Find the lines holding the word "door" and collect them.

begin Dataset extract

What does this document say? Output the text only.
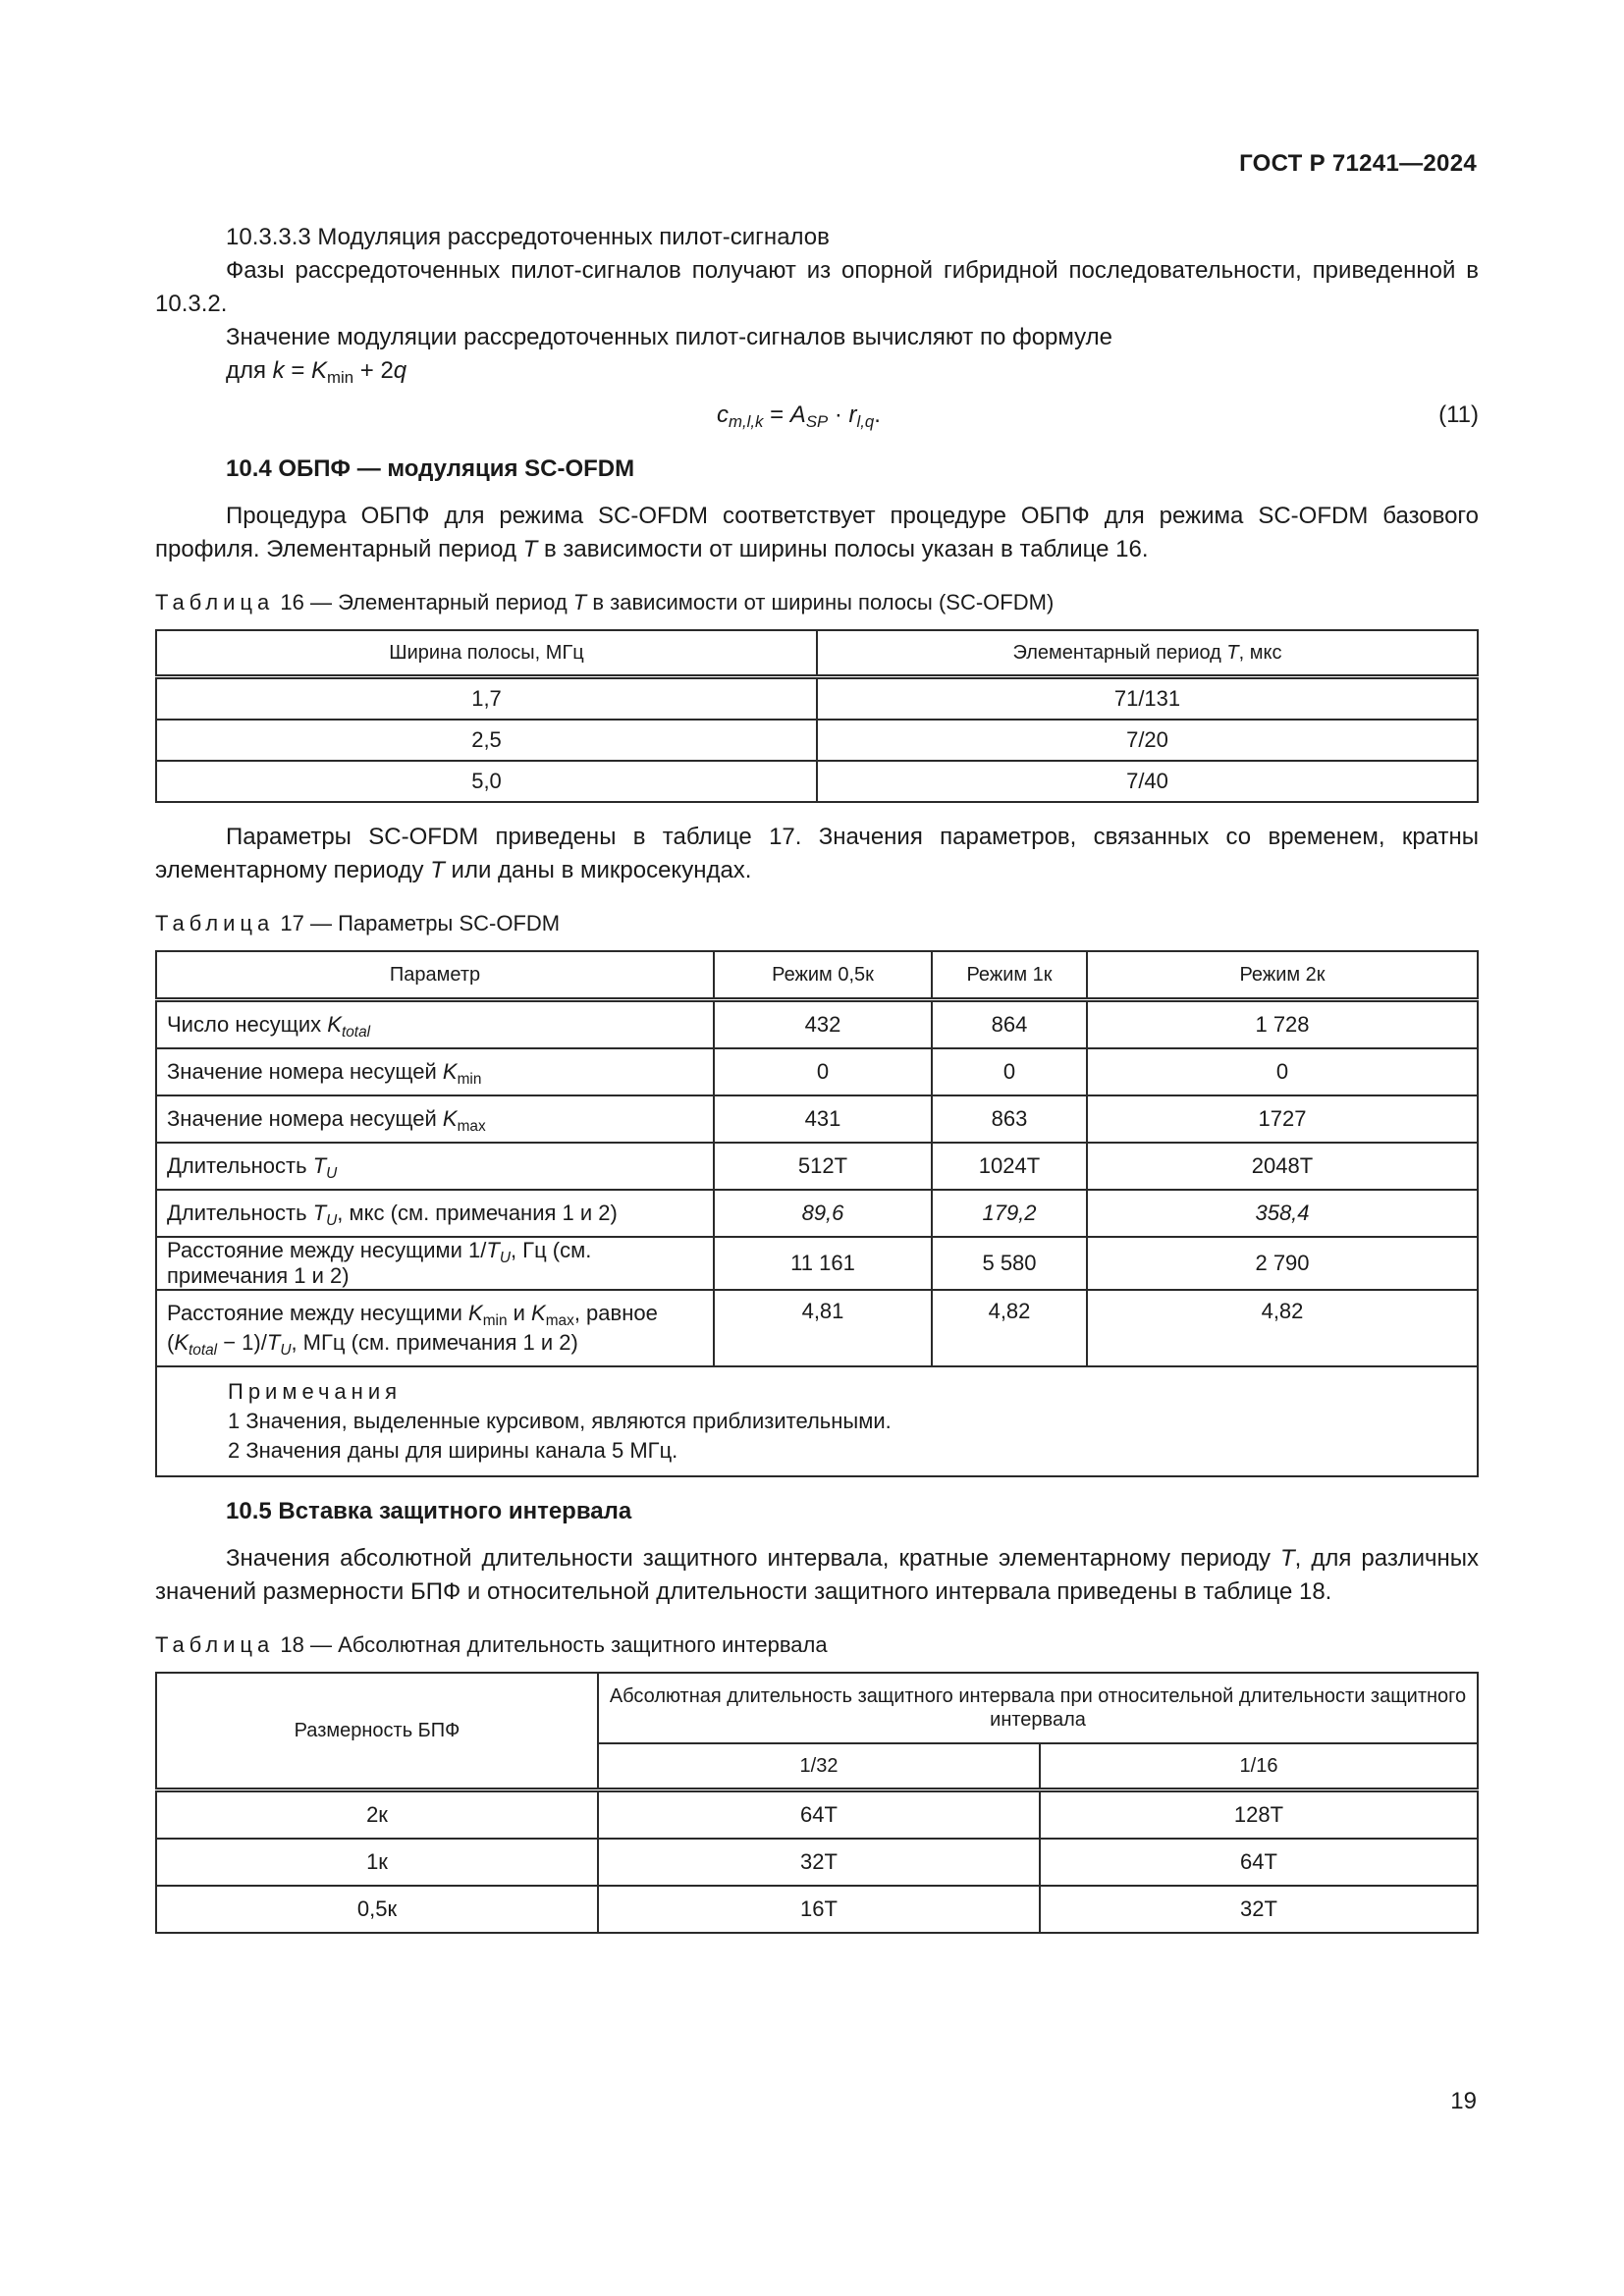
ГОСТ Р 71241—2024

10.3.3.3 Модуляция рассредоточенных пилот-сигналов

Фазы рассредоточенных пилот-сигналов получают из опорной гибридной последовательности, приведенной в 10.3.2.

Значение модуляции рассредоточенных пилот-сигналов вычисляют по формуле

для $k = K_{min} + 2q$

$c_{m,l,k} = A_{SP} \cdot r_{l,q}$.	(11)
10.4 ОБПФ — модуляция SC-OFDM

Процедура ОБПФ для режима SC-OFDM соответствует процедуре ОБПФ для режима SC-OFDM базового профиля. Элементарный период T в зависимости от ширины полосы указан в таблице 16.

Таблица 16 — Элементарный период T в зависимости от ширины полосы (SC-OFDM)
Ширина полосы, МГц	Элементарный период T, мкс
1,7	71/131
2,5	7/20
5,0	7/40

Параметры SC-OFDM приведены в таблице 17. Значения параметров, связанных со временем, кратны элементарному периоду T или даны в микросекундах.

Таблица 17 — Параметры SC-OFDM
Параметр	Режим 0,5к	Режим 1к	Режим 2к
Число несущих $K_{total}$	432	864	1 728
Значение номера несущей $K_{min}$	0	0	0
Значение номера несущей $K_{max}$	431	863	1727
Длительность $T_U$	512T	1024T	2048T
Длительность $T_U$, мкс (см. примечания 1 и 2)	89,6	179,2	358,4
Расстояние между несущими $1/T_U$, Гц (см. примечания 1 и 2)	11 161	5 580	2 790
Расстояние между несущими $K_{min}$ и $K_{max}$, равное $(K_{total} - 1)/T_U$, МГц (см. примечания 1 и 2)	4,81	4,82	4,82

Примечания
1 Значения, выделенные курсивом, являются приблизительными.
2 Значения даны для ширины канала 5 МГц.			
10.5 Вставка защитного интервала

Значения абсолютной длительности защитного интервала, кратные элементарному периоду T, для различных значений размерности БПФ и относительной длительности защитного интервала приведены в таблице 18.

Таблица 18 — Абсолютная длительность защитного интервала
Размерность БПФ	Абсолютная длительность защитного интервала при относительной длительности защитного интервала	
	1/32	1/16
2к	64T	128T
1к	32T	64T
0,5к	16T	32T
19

end Dataset extract
begin Dataset extract

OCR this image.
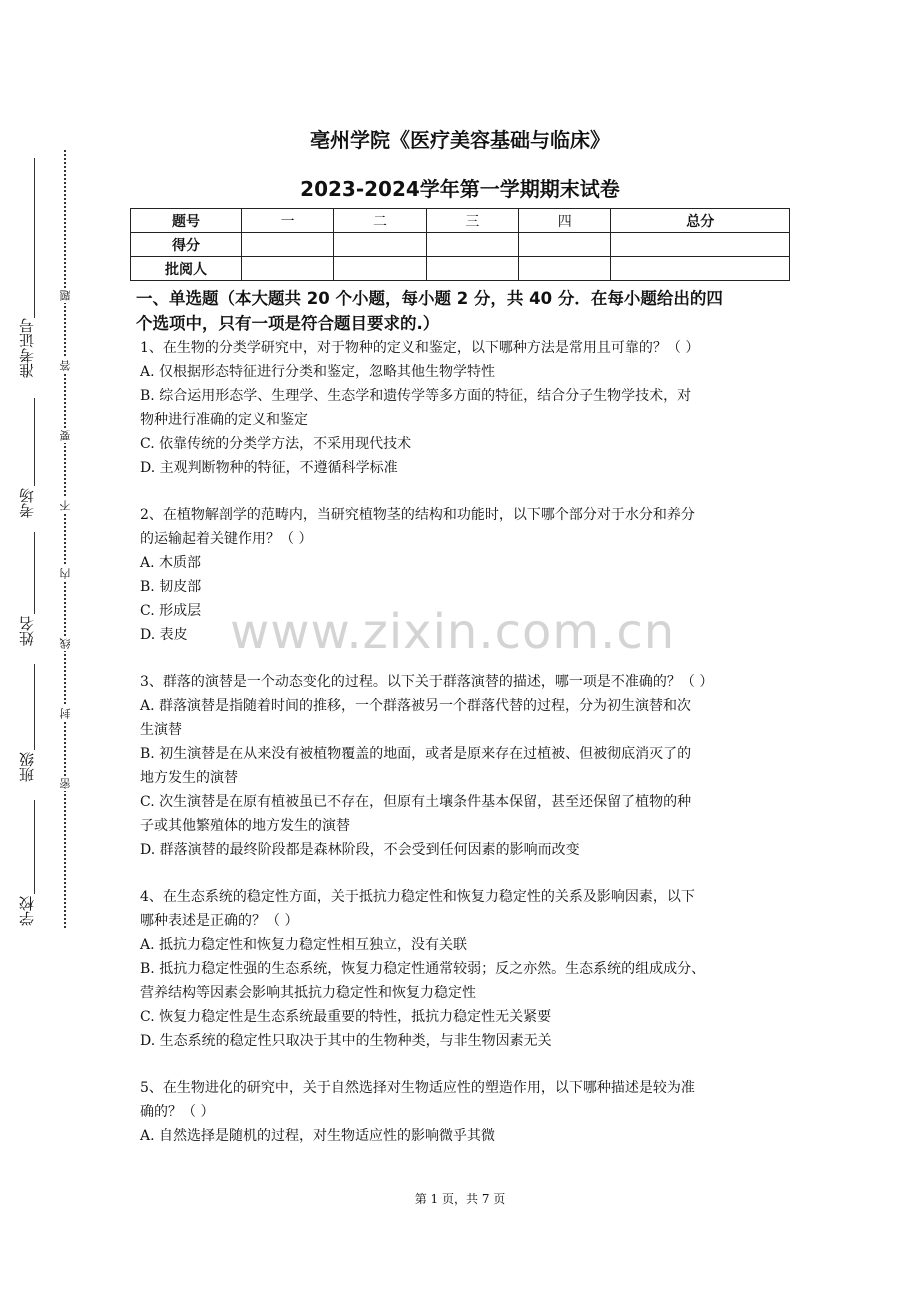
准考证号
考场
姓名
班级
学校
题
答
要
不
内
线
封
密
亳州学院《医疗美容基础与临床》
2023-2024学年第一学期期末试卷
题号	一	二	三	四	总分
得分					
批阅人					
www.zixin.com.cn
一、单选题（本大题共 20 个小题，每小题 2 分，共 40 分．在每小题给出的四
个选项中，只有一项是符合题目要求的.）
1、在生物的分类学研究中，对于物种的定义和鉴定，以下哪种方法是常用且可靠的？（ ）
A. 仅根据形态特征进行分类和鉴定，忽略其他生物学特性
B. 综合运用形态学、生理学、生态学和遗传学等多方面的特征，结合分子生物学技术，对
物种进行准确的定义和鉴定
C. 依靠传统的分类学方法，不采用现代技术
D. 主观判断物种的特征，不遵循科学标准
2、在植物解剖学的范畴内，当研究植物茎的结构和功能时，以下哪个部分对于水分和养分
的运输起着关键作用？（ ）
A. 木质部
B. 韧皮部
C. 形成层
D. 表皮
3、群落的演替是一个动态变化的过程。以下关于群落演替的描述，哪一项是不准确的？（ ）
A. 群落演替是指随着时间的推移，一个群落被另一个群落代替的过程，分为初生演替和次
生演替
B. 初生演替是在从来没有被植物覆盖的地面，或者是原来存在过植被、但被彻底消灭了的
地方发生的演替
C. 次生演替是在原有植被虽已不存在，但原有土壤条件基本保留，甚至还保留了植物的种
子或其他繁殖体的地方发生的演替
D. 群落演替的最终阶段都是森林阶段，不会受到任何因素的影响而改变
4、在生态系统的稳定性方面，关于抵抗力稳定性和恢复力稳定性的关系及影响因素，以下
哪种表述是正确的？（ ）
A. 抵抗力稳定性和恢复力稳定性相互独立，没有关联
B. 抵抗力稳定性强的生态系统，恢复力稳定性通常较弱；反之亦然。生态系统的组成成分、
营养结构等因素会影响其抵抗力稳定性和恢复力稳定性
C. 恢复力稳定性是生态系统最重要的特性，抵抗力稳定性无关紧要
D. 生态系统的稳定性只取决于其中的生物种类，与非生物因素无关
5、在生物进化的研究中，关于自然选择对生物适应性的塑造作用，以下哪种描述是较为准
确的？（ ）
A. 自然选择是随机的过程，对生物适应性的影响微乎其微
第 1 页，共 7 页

end Dataset extract
begin Dataset extract

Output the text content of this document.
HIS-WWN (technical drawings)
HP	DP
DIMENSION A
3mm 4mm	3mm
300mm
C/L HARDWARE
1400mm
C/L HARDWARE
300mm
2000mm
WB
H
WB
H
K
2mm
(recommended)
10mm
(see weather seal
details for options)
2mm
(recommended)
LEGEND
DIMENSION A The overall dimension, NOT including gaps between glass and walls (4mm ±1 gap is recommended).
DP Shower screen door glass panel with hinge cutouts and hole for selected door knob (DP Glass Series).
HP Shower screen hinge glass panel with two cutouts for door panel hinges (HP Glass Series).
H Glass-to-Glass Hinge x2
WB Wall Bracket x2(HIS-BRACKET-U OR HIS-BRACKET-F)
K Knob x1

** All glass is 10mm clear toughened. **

end Dataset extract

Response below.
DP Shower screen door glass panel with hinge cutouts and hole for selected door knob (DP Glass Series).
HP Shower screen hinge glass panel with two cutouts for door panel hinges (HP Glass Series).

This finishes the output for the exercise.